→ **WRITTEN EXERCISE**
Extract every line from the records below that contains the word "sąsiadujących".

START

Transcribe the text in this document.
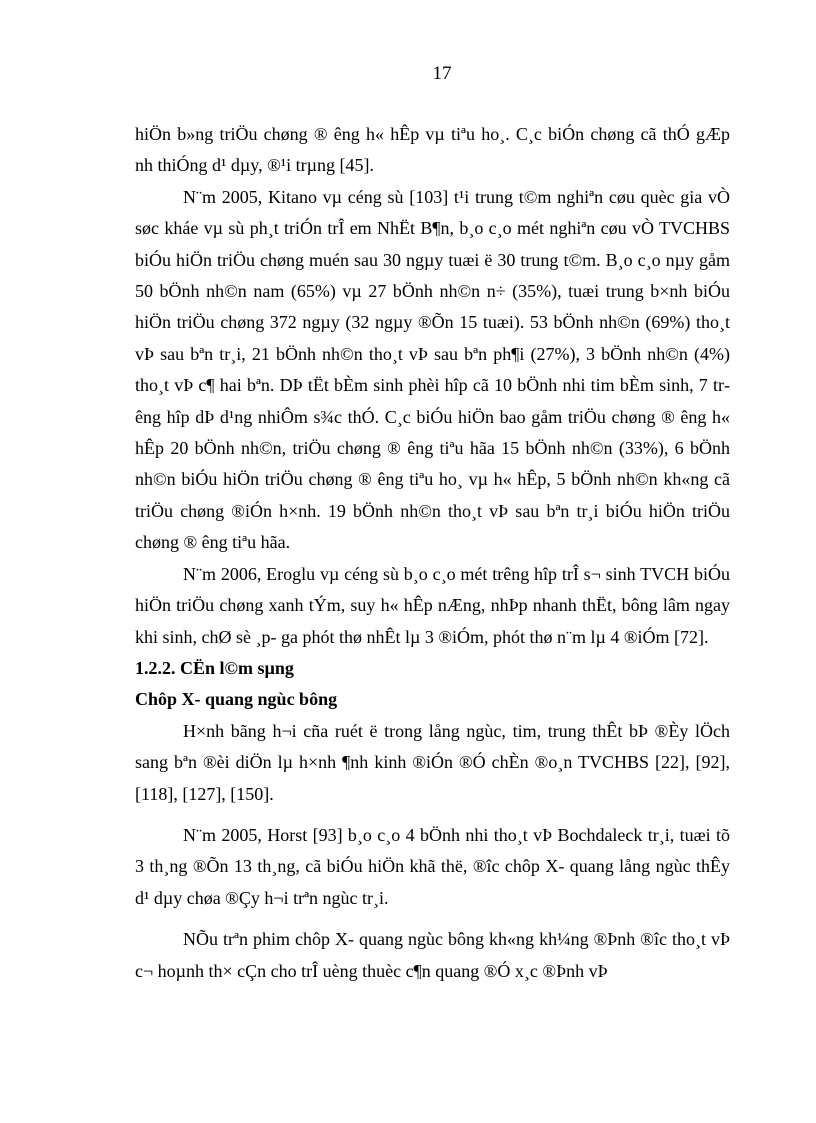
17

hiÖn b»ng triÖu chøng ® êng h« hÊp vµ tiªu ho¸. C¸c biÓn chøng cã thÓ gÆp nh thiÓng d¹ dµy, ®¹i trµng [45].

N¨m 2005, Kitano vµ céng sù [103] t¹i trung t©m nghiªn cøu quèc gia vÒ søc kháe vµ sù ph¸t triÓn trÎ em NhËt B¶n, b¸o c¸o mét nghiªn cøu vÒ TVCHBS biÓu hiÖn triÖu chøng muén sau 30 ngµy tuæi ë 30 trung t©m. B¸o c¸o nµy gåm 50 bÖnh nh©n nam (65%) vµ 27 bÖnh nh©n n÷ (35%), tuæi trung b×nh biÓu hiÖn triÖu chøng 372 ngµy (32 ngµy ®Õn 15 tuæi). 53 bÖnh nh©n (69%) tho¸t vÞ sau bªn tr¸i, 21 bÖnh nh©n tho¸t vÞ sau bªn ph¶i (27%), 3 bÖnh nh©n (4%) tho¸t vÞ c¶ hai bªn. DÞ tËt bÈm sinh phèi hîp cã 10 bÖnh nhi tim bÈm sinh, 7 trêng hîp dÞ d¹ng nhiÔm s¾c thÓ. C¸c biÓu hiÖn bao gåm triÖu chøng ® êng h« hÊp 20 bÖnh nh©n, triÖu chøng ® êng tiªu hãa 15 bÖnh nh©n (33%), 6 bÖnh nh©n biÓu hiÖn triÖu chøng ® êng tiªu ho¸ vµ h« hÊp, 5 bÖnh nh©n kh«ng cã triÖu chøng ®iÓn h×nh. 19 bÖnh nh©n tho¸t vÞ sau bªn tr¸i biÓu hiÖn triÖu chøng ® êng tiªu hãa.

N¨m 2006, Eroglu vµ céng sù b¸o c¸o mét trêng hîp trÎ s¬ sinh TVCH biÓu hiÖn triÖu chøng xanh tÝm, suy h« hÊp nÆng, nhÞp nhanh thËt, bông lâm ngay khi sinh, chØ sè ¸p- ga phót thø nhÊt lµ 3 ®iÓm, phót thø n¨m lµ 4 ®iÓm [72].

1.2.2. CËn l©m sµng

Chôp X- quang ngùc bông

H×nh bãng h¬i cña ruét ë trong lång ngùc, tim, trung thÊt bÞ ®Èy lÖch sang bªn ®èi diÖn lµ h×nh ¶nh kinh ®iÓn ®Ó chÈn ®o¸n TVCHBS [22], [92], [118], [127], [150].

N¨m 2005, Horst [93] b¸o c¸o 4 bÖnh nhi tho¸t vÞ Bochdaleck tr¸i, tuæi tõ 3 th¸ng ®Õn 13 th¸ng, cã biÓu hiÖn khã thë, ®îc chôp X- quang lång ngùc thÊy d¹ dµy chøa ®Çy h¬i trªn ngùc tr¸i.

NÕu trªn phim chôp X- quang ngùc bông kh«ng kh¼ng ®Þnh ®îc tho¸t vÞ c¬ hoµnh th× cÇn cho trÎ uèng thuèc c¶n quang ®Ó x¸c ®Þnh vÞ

END
START

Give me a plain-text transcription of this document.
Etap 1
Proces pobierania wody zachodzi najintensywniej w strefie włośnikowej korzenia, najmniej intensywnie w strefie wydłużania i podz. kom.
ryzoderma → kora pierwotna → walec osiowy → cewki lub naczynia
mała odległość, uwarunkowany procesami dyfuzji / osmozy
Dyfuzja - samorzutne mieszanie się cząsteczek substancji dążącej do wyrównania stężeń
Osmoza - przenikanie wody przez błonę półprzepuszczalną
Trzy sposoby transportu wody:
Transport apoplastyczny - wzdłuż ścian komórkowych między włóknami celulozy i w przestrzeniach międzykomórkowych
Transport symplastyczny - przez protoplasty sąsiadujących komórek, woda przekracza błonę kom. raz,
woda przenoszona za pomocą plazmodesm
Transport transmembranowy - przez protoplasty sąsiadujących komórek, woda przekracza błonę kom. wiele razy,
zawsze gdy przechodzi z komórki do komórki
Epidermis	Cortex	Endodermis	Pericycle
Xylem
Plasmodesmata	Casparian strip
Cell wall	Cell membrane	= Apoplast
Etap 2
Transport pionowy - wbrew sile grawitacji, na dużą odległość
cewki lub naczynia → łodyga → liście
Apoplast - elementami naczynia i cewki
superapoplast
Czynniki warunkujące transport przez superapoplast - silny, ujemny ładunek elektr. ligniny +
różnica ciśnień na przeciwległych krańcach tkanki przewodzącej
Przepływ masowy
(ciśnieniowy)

END

→ **FULL RESPONSE**
Transport symplastyczny - przez protoplasty sąsiadujących komórek, woda przekracza błonę kom. raz,
Transport transmembranowy - przez protoplasty sąsiadujących komórek, woda przekracza błonę kom. wiele razy,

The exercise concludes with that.